EXERCISE AIM => Locate each line in the records containing "relative". Copy it.

RECORDS FOR THE EXERCISE =>
########################################

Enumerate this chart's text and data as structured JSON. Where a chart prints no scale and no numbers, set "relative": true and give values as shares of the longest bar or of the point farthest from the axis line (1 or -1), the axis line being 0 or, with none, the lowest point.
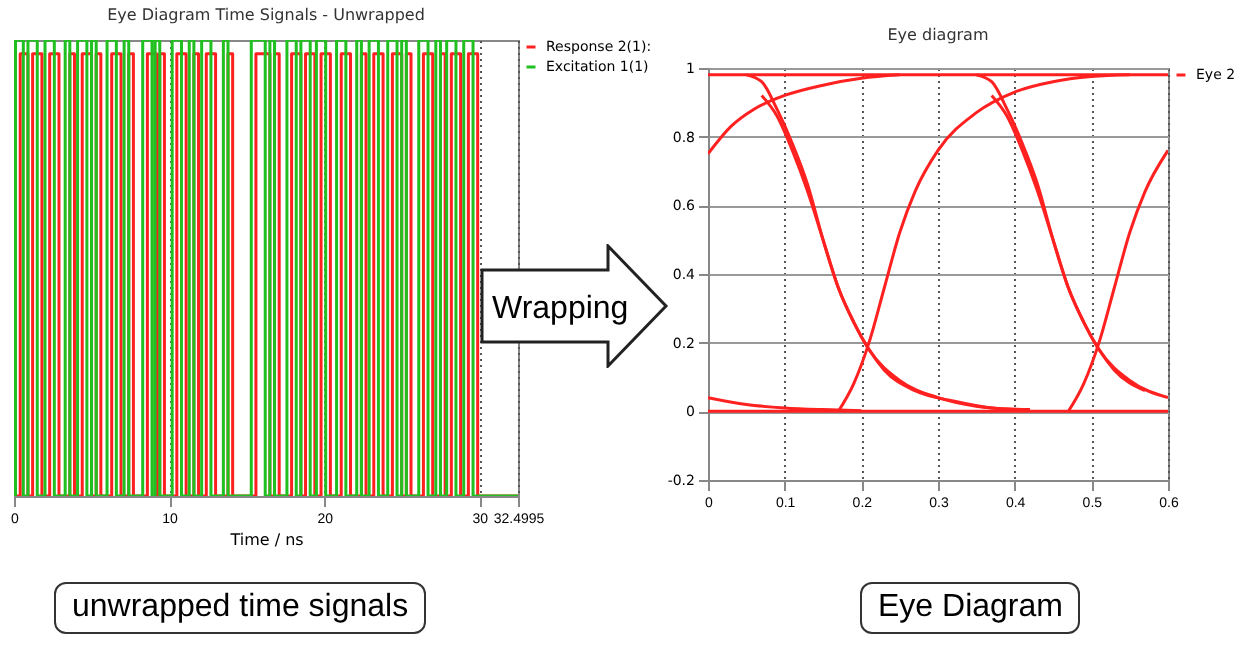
{
  "chart_data": [
    {
      "type": "step",
      "title": "Eye Diagram Time Signals - Unwrapped",
      "xlabel": "Time / ns",
      "relative": true,
      "xlim": [
        0,
        32.4995
      ],
      "xticks": [
        0,
        10,
        20,
        30,
        32.4995
      ],
      "grid": "x",
      "legend": "top right",
      "annotations": [
        "unwrapped time signals"
      ],
      "series": [
        {
          "name": "Response 2(1):",
          "color": "#ff2020",
          "x": [
            0,
            0.4,
            0.9,
            1.2,
            1.8,
            2.3,
            2.9,
            3.6,
            3.9,
            4.4,
            5.0,
            5.3,
            5.6,
            6.3,
            6.9,
            7.4,
            7.7,
            8.6,
            9.2,
            9.4,
            9.7,
            10.5,
            11.1,
            11.6,
            11.9,
            12.4,
            13.0,
            13.8,
            14.1,
            15.6,
            16.5,
            16.8,
            17.1,
            17.9,
            18.5,
            18.8,
            19.4,
            19.8,
            20.4,
            21.1,
            21.7,
            22.4,
            22.7,
            23.2,
            23.8,
            24.4,
            25.0,
            25.3,
            25.6,
            26.4,
            27.0,
            27.5,
            27.8,
            28.2,
            28.8,
            29.3,
            29.9,
            32.4995
          ],
          "values": [
            0,
            0.97,
            0,
            0.97,
            0,
            0.97,
            0,
            0.97,
            0,
            0.97,
            0,
            0.97,
            0,
            0.97,
            0,
            0.97,
            0,
            0.97,
            0,
            0.97,
            0,
            0.97,
            0,
            0.97,
            0,
            0.97,
            0,
            0.97,
            0,
            0.97,
            0,
            0.97,
            0,
            0.97,
            0,
            0.97,
            0,
            0.97,
            0,
            0.97,
            0,
            0.97,
            0,
            0.97,
            0,
            0.97,
            0,
            0.97,
            0,
            0.97,
            0,
            0.97,
            0,
            0.97,
            0,
            0.97,
            0,
            0
          ]
        },
        {
          "name": "Excitation 1(1)",
          "color": "#20c020",
          "x": [
            0,
            0.1,
            0.6,
            0.9,
            1.5,
            2.0,
            2.6,
            3.3,
            3.6,
            4.1,
            4.7,
            5.0,
            5.3,
            6.0,
            6.6,
            7.1,
            7.4,
            8.3,
            8.9,
            9.1,
            9.4,
            10.2,
            10.8,
            11.3,
            11.6,
            12.1,
            12.7,
            13.5,
            13.8,
            15.3,
            16.2,
            16.5,
            16.8,
            17.6,
            18.2,
            18.5,
            19.1,
            19.5,
            20.1,
            20.8,
            21.4,
            22.1,
            22.4,
            22.9,
            23.5,
            24.1,
            24.7,
            25.0,
            25.3,
            26.1,
            26.7,
            27.2,
            27.5,
            27.9,
            28.5,
            29.0,
            29.6,
            32.4995
          ],
          "values": [
            0,
            1,
            0,
            1,
            0,
            1,
            0,
            1,
            0,
            1,
            0,
            1,
            0,
            1,
            0,
            1,
            0,
            1,
            0,
            1,
            0,
            1,
            0,
            1,
            0,
            1,
            0,
            1,
            0,
            1,
            0,
            1,
            0,
            1,
            0,
            1,
            0,
            1,
            0,
            1,
            0,
            1,
            0,
            1,
            0,
            1,
            0,
            1,
            0,
            1,
            0,
            1,
            0,
            1,
            0,
            1,
            0,
            0
          ]
        }
      ]
    },
    {
      "type": "line",
      "title": "Eye diagram",
      "xlim": [
        0,
        0.6
      ],
      "xticks": [
        0,
        0.1,
        0.2,
        0.3,
        0.4,
        0.5,
        0.6
      ],
      "ylim": [
        -0.2,
        1
      ],
      "yticks": [
        -0.2,
        0,
        0.2,
        0.4,
        0.6,
        0.8,
        1
      ],
      "grid": true,
      "legend": "top right",
      "annotations": [
        "Wrapping",
        "Eye Diagram"
      ],
      "series": [
        {
          "name": "Eye 2",
          "color": "#ff2020",
          "x": [
            0,
            0.6
          ],
          "values": [
            0.98,
            0.98
          ]
        },
        {
          "color": "#ff2020",
          "x": [
            0,
            0.6
          ],
          "values": [
            0,
            0
          ]
        },
        {
          "color": "#ff2020",
          "x": [
            0,
            0.03,
            0.06,
            0.1,
            0.15,
            0.2,
            0.25
          ],
          "values": [
            0.75,
            0.83,
            0.88,
            0.92,
            0.95,
            0.97,
            0.98
          ]
        },
        {
          "color": "#ff2020",
          "x": [
            0.05,
            0.07,
            0.09,
            0.11,
            0.13,
            0.15,
            0.17,
            0.19,
            0.21,
            0.25,
            0.3,
            0.35,
            0.4
          ],
          "values": [
            0.98,
            0.96,
            0.88,
            0.78,
            0.66,
            0.5,
            0.36,
            0.26,
            0.18,
            0.09,
            0.04,
            0.015,
            0.005
          ]
        },
        {
          "color": "#ff2020",
          "x": [
            0.07,
            0.09,
            0.11,
            0.13,
            0.15,
            0.17,
            0.19,
            0.21,
            0.23,
            0.27,
            0.32,
            0.37,
            0.42
          ],
          "values": [
            0.92,
            0.86,
            0.76,
            0.64,
            0.5,
            0.36,
            0.26,
            0.18,
            0.12,
            0.06,
            0.03,
            0.01,
            0.005
          ]
        },
        {
          "color": "#ff2020",
          "x": [
            0.17,
            0.19,
            0.21,
            0.23,
            0.25,
            0.27,
            0.3,
            0.35,
            0.4,
            0.45,
            0.5,
            0.55
          ],
          "values": [
            0,
            0.08,
            0.2,
            0.36,
            0.52,
            0.64,
            0.76,
            0.87,
            0.93,
            0.96,
            0.975,
            0.98
          ]
        },
        {
          "color": "#ff2020",
          "x": [
            0.35,
            0.37,
            0.39,
            0.41,
            0.43,
            0.45,
            0.47,
            0.49,
            0.51,
            0.55,
            0.6
          ],
          "values": [
            0.98,
            0.96,
            0.88,
            0.78,
            0.66,
            0.5,
            0.36,
            0.26,
            0.18,
            0.09,
            0.04
          ]
        },
        {
          "color": "#ff2020",
          "x": [
            0.37,
            0.39,
            0.41,
            0.43,
            0.45,
            0.47,
            0.49,
            0.51,
            0.53,
            0.57
          ],
          "values": [
            0.92,
            0.86,
            0.76,
            0.64,
            0.5,
            0.36,
            0.26,
            0.18,
            0.12,
            0.06
          ]
        },
        {
          "color": "#ff2020",
          "x": [
            0.47,
            0.49,
            0.51,
            0.53,
            0.55,
            0.57,
            0.6
          ],
          "values": [
            0,
            0.08,
            0.2,
            0.36,
            0.52,
            0.64,
            0.76
          ]
        },
        {
          "color": "#ff2020",
          "x": [
            0,
            0.05,
            0.1,
            0.15,
            0.2
          ],
          "values": [
            0.04,
            0.02,
            0.01,
            0.005,
            0.002
          ]
        }
      ]
    }
  ]
}
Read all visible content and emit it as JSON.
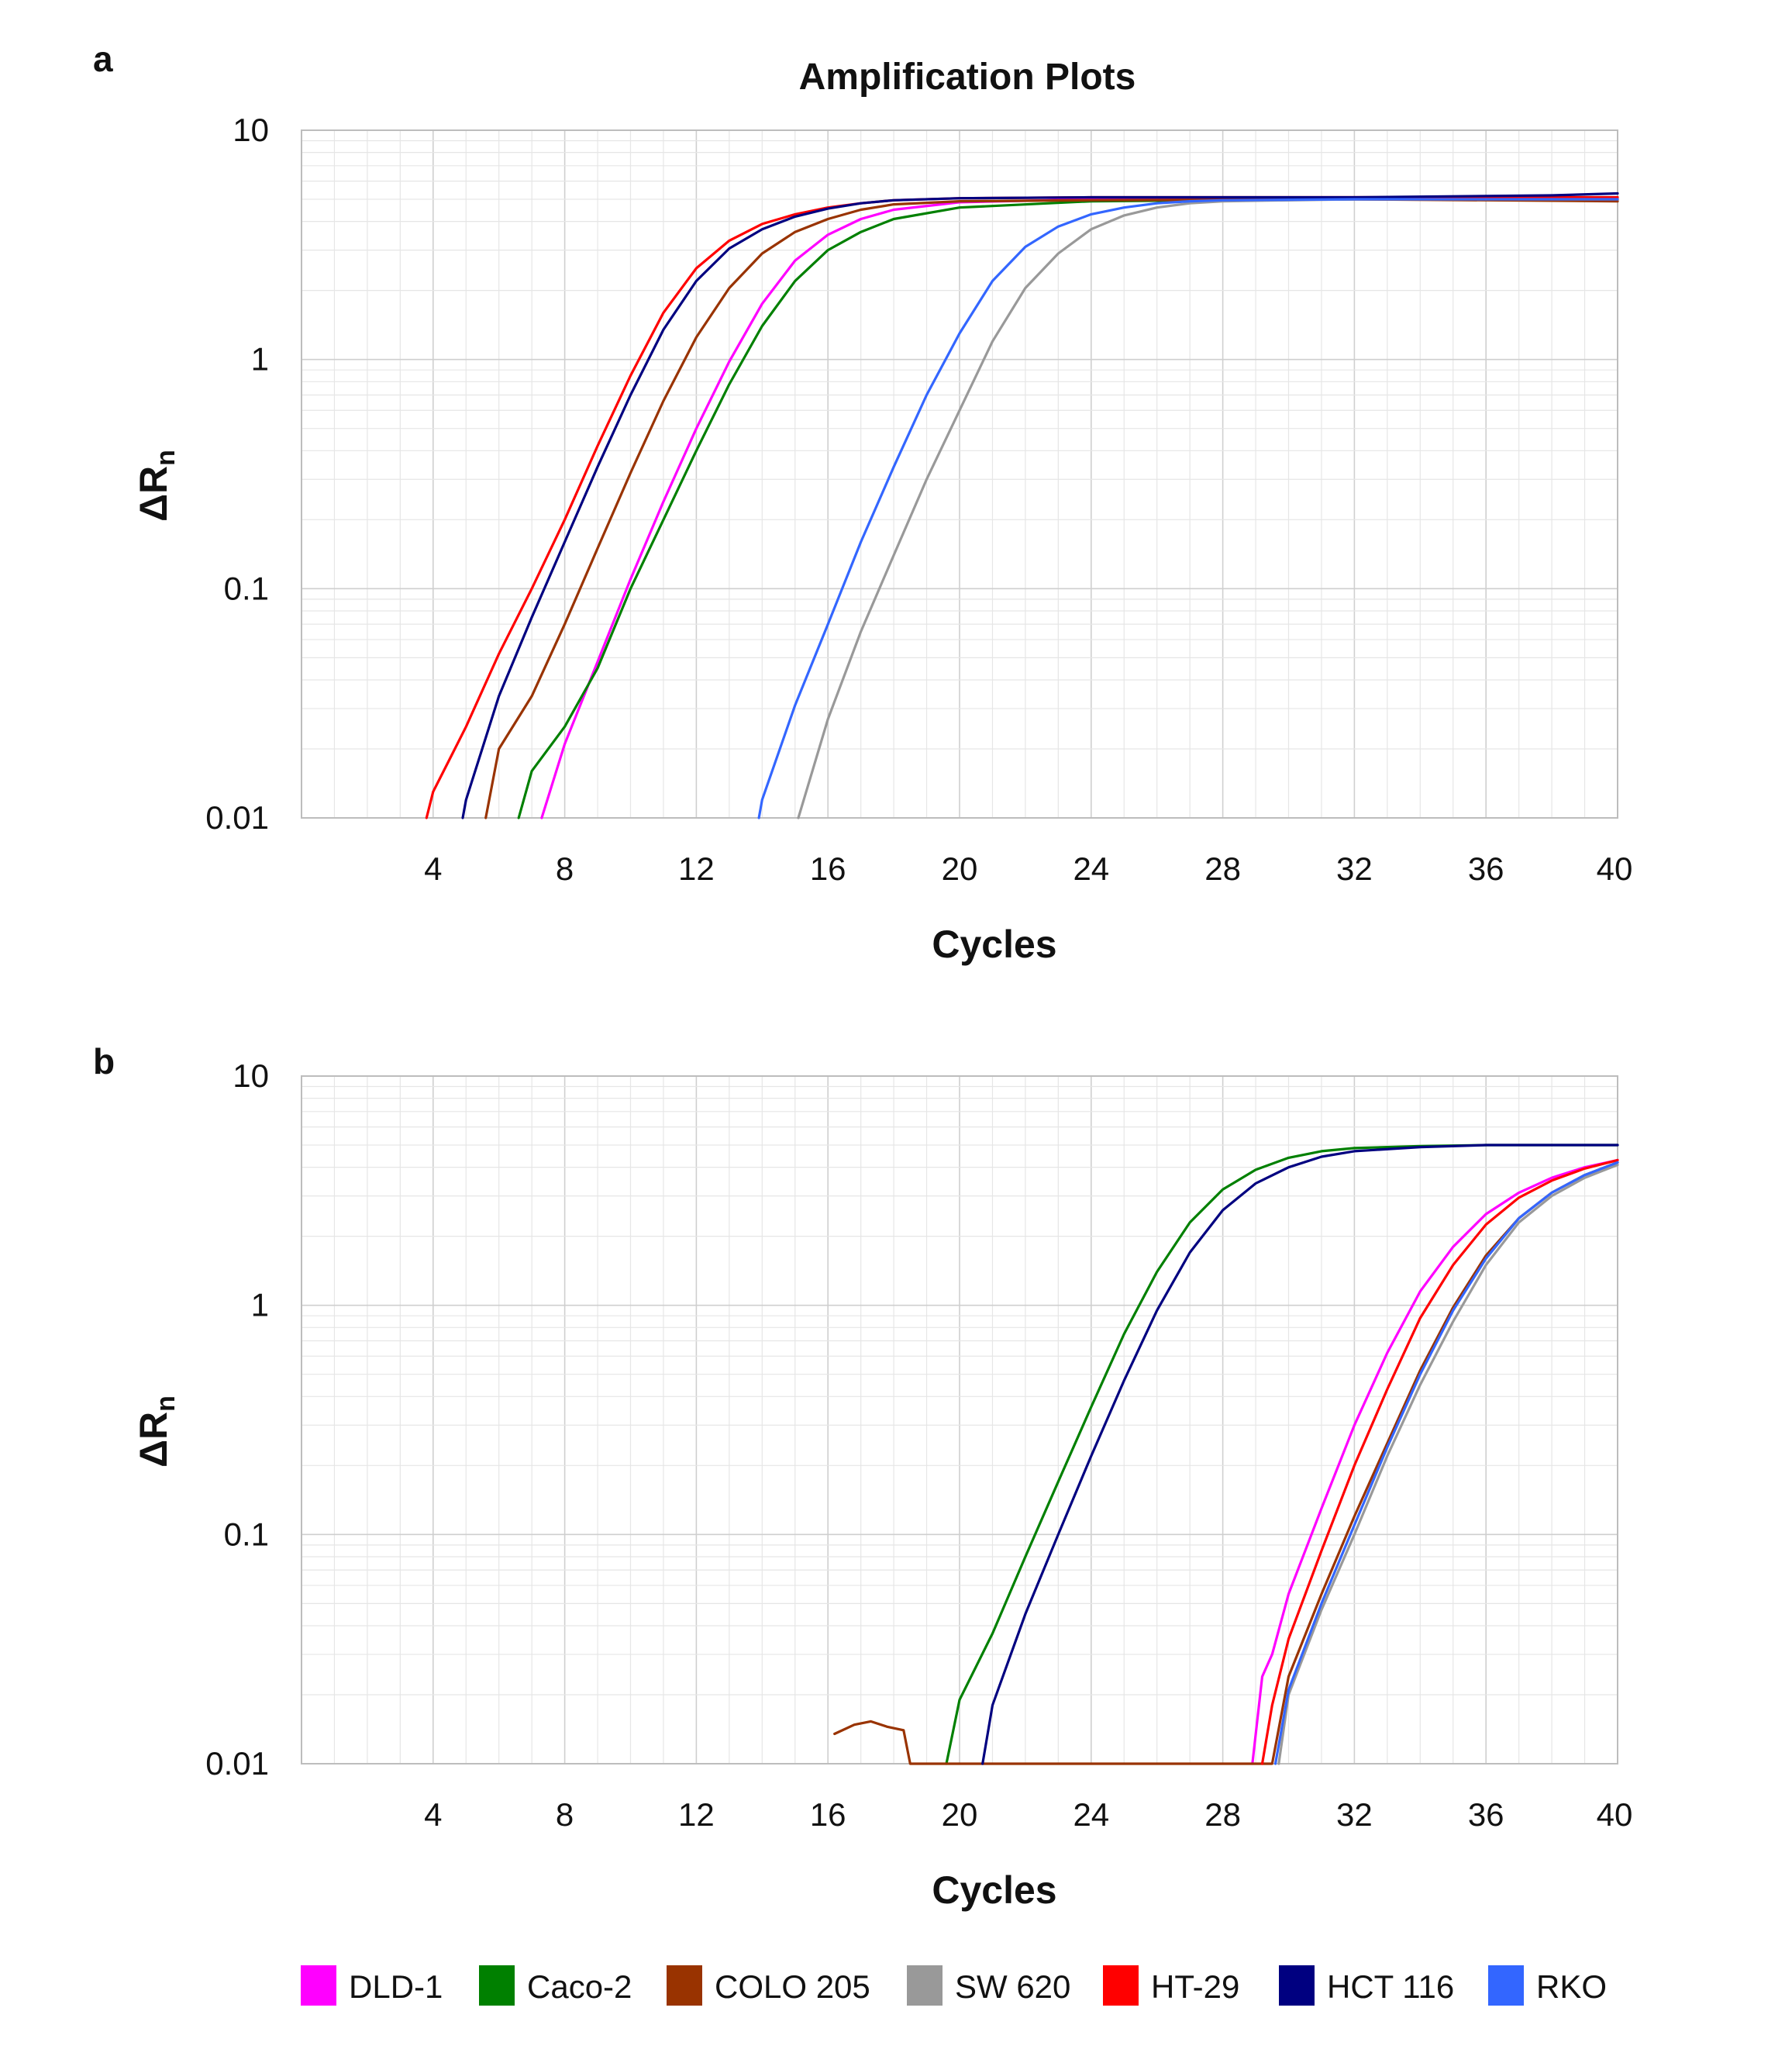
{
  "chart_data": [
    {
      "panel": "a",
      "type": "line",
      "title": "Amplification Plots",
      "xlabel": "Cycles",
      "ylabel": "ΔR",
      "ylabel_sub": "n",
      "xlim": [
        0,
        40
      ],
      "xticks": [
        4,
        8,
        12,
        16,
        20,
        24,
        28,
        32,
        36,
        40
      ],
      "yscale": "log",
      "ylim": [
        0.01,
        10
      ],
      "yticks": [
        {
          "value": 0.01,
          "label": "0.01"
        },
        {
          "value": 0.1,
          "label": "0.1"
        },
        {
          "value": 1,
          "label": "1"
        },
        {
          "value": 10,
          "label": "10"
        }
      ],
      "grid": true,
      "series": [
        {
          "name": "DLD-1",
          "color": "#ff00ff",
          "x": [
            7.3,
            8,
            9,
            10,
            11,
            12,
            13,
            14,
            15,
            16,
            17,
            18,
            20,
            24,
            32,
            40
          ],
          "y": [
            0.01,
            0.021,
            0.048,
            0.11,
            0.24,
            0.5,
            0.98,
            1.75,
            2.7,
            3.5,
            4.1,
            4.5,
            4.85,
            5.0,
            5.0,
            5.0
          ]
        },
        {
          "name": "Caco-2",
          "color": "#008000",
          "x": [
            6.6,
            7,
            8,
            9,
            10,
            11,
            12,
            13,
            14,
            15,
            16,
            17,
            18,
            20,
            24,
            32,
            40
          ],
          "y": [
            0.01,
            0.016,
            0.025,
            0.045,
            0.1,
            0.2,
            0.4,
            0.78,
            1.4,
            2.2,
            3.0,
            3.6,
            4.1,
            4.6,
            4.9,
            5.0,
            5.0
          ]
        },
        {
          "name": "COLO 205",
          "color": "#993300",
          "x": [
            5.6,
            6,
            7,
            8,
            9,
            10,
            11,
            12,
            13,
            14,
            15,
            16,
            17,
            18,
            20,
            24,
            32,
            40
          ],
          "y": [
            0.01,
            0.02,
            0.034,
            0.07,
            0.15,
            0.32,
            0.66,
            1.25,
            2.05,
            2.9,
            3.6,
            4.1,
            4.5,
            4.75,
            4.9,
            4.95,
            5.0,
            4.9
          ]
        },
        {
          "name": "SW 620",
          "color": "#999999",
          "x": [
            15.1,
            16,
            17,
            18,
            19,
            20,
            21,
            22,
            23,
            24,
            25,
            26,
            27,
            28,
            32,
            40
          ],
          "y": [
            0.01,
            0.027,
            0.065,
            0.14,
            0.3,
            0.6,
            1.2,
            2.05,
            2.9,
            3.7,
            4.25,
            4.6,
            4.8,
            4.9,
            5.0,
            5.0
          ]
        },
        {
          "name": "HT-29",
          "color": "#ff0000",
          "x": [
            3.8,
            4,
            4.5,
            5,
            6,
            7,
            8,
            9,
            10,
            11,
            12,
            13,
            14,
            15,
            16,
            17,
            18,
            20,
            24,
            32,
            40
          ],
          "y": [
            0.01,
            0.013,
            0.018,
            0.025,
            0.052,
            0.1,
            0.2,
            0.42,
            0.85,
            1.6,
            2.5,
            3.3,
            3.9,
            4.3,
            4.6,
            4.8,
            4.95,
            5.05,
            5.1,
            5.1,
            5.1
          ]
        },
        {
          "name": "HCT 116",
          "color": "#000080",
          "x": [
            4.9,
            5,
            6,
            7,
            8,
            9,
            10,
            11,
            12,
            13,
            14,
            15,
            16,
            17,
            18,
            20,
            24,
            32,
            38,
            40
          ],
          "y": [
            0.01,
            0.012,
            0.034,
            0.075,
            0.16,
            0.34,
            0.7,
            1.35,
            2.2,
            3.05,
            3.7,
            4.2,
            4.55,
            4.8,
            4.95,
            5.05,
            5.1,
            5.1,
            5.2,
            5.3
          ]
        },
        {
          "name": "RKO",
          "color": "#3366ff",
          "x": [
            13.9,
            14,
            15,
            16,
            17,
            18,
            19,
            20,
            21,
            22,
            23,
            24,
            25,
            26,
            27,
            28,
            32,
            40
          ],
          "y": [
            0.01,
            0.012,
            0.031,
            0.07,
            0.16,
            0.34,
            0.7,
            1.3,
            2.2,
            3.1,
            3.8,
            4.3,
            4.6,
            4.8,
            4.9,
            4.95,
            5.0,
            5.0
          ]
        }
      ]
    },
    {
      "panel": "b",
      "type": "line",
      "title": "",
      "xlabel": "Cycles",
      "ylabel": "ΔR",
      "ylabel_sub": "n",
      "xlim": [
        0,
        40
      ],
      "xticks": [
        4,
        8,
        12,
        16,
        20,
        24,
        28,
        32,
        36,
        40
      ],
      "yscale": "log",
      "ylim": [
        0.01,
        10
      ],
      "yticks": [
        {
          "value": 0.01,
          "label": "0.01"
        },
        {
          "value": 0.1,
          "label": "0.1"
        },
        {
          "value": 1,
          "label": "1"
        },
        {
          "value": 10,
          "label": "10"
        }
      ],
      "grid": true,
      "series": [
        {
          "name": "DLD-1",
          "color": "#ff00ff",
          "x": [
            28.9,
            29.2,
            29.5,
            30,
            31,
            32,
            33,
            34,
            35,
            36,
            37,
            38,
            39,
            40
          ],
          "y": [
            0.01,
            0.024,
            0.03,
            0.055,
            0.13,
            0.3,
            0.62,
            1.15,
            1.8,
            2.5,
            3.1,
            3.6,
            4.0,
            4.3
          ]
        },
        {
          "name": "Caco-2",
          "color": "#008000",
          "x": [
            19.6,
            20,
            21,
            22,
            23,
            24,
            25,
            26,
            27,
            28,
            29,
            30,
            31,
            32,
            34,
            36,
            40
          ],
          "y": [
            0.01,
            0.019,
            0.037,
            0.08,
            0.17,
            0.36,
            0.75,
            1.4,
            2.3,
            3.2,
            3.9,
            4.4,
            4.7,
            4.85,
            4.95,
            5.0,
            5.0
          ]
        },
        {
          "name": "COLO 205",
          "color": "#993300",
          "x": [
            16.2,
            16.8,
            17.3,
            17.8,
            18.3,
            18.5,
            29.5,
            30,
            31,
            32,
            33,
            34,
            35,
            36,
            37,
            38,
            39,
            40
          ],
          "y": [
            0.0135,
            0.0148,
            0.0153,
            0.0145,
            0.014,
            0.01,
            0.01,
            0.024,
            0.055,
            0.12,
            0.25,
            0.52,
            0.98,
            1.65,
            2.4,
            3.1,
            3.7,
            4.2
          ]
        },
        {
          "name": "SW 620",
          "color": "#999999",
          "x": [
            29.7,
            30,
            31,
            32,
            33,
            34,
            35,
            36,
            37,
            38,
            39,
            40
          ],
          "y": [
            0.01,
            0.02,
            0.047,
            0.1,
            0.22,
            0.45,
            0.85,
            1.5,
            2.3,
            3.0,
            3.6,
            4.1
          ]
        },
        {
          "name": "HT-29",
          "color": "#ff0000",
          "x": [
            29.2,
            29.5,
            30,
            31,
            32,
            33,
            34,
            35,
            36,
            37,
            38,
            39,
            40
          ],
          "y": [
            0.01,
            0.018,
            0.035,
            0.085,
            0.2,
            0.43,
            0.88,
            1.5,
            2.25,
            2.95,
            3.5,
            3.95,
            4.3
          ]
        },
        {
          "name": "HCT 116",
          "color": "#000080",
          "x": [
            20.7,
            21,
            22,
            23,
            24,
            25,
            26,
            27,
            28,
            29,
            30,
            31,
            32,
            34,
            36,
            40
          ],
          "y": [
            0.01,
            0.018,
            0.045,
            0.1,
            0.22,
            0.47,
            0.95,
            1.7,
            2.6,
            3.4,
            4.0,
            4.45,
            4.7,
            4.9,
            5.0,
            5.0
          ]
        },
        {
          "name": "RKO",
          "color": "#3366ff",
          "x": [
            29.6,
            30,
            31,
            32,
            33,
            34,
            35,
            36,
            37,
            38,
            39,
            40
          ],
          "y": [
            0.01,
            0.021,
            0.05,
            0.11,
            0.24,
            0.5,
            0.95,
            1.6,
            2.4,
            3.1,
            3.7,
            4.2
          ]
        }
      ]
    }
  ],
  "legend": [
    {
      "name": "DLD-1",
      "color": "#ff00ff"
    },
    {
      "name": "Caco-2",
      "color": "#008000"
    },
    {
      "name": "COLO 205",
      "color": "#993300"
    },
    {
      "name": "SW 620",
      "color": "#999999"
    },
    {
      "name": "HT-29",
      "color": "#ff0000"
    },
    {
      "name": "HCT 116",
      "color": "#000080"
    },
    {
      "name": "RKO",
      "color": "#3366ff"
    }
  ]
}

########################################

SOLUTION =>
Enumerate this chart's text and data as structured JSON. Where a chart prints no scale and no numbers, set "relative": true and give values as shares of the longest bar or of the point farthest from the axis line (1 or -1), the axis line being 0 or, with none, the lowest point.
      "relative": true,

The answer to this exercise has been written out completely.